● **Exercise aim**:
Which lines in the records below contain the word "India"? Copy each one out.
--- START OF Entries ---
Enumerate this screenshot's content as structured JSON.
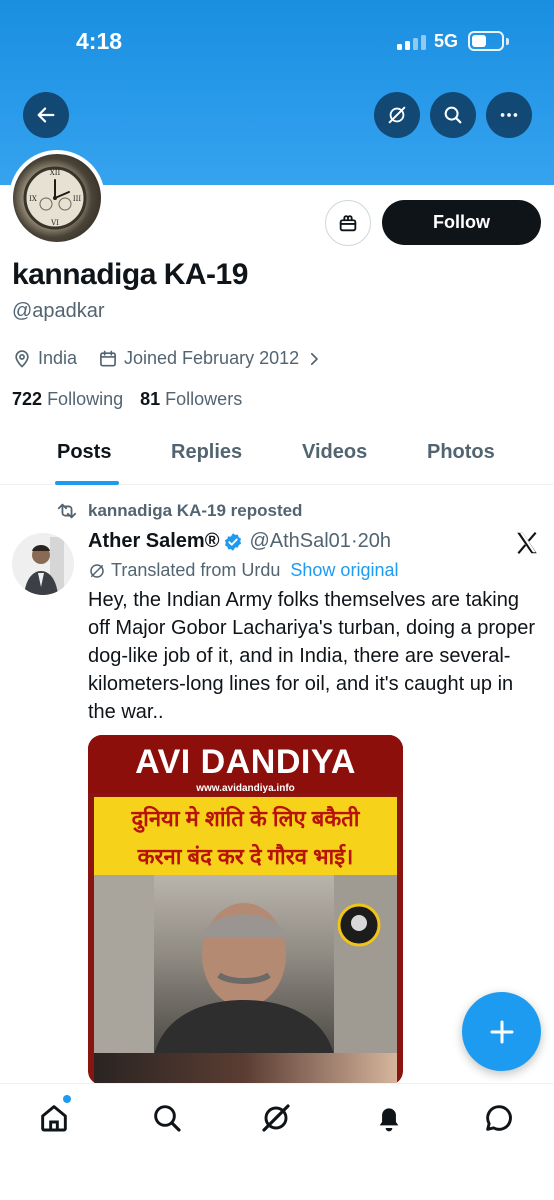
{
  "status_bar": {
    "time": "4:18",
    "network": "5G"
  },
  "header": {
    "back_icon": "arrow-left-icon",
    "grok_icon": "grok-icon",
    "search_icon": "search-icon",
    "more_icon": "more-icon"
  },
  "profile": {
    "display_name": "kannadiga KA-19",
    "handle": "@apadkar",
    "location": "India",
    "joined": "Joined February 2012",
    "following_count": "722",
    "following_label": "Following",
    "followers_count": "81",
    "followers_label": "Followers",
    "follow_label": "Follow"
  },
  "tabs": [
    {
      "label": "Posts",
      "active": true
    },
    {
      "label": "Replies",
      "active": false
    },
    {
      "label": "Videos",
      "active": false
    },
    {
      "label": "Photos",
      "active": false
    }
  ],
  "post": {
    "repost_text": "kannadiga KA-19 reposted",
    "author_name": "Ather Salem®",
    "author_handle": "@AthSal01",
    "time": "·20h",
    "translated_label": "Translated from Urdu",
    "show_original": "Show original",
    "text": "Hey, the Indian Army folks themselves are taking off Major Gobor Lachariya's turban, doing a proper dog-like job of it, and in India, there are several-kilometers-long lines for oil, and it's caught up in the war..",
    "media": {
      "brand": "AVI DANDIYA",
      "site": "www.avidandiya.info",
      "hindi_line1": "दुनिया मे शांति के लिए बकैती",
      "hindi_line2": "करना बंद कर दे गौरव भाई।"
    }
  },
  "colors": {
    "accent": "#1d9bf0",
    "banner": "#2a9bea",
    "text": "#0f1419",
    "muted": "#536471"
  }
}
--- END OF Entries ---
● **Correct answer**:
    "location": "India",
    "text": "Hey, the Indian Army folks themselves are taking off Major Gobor Lachariya's turban, doing a proper dog-like job of it, and in India, there are several-kilometers-long lines for oil, and it's caught up in the war..",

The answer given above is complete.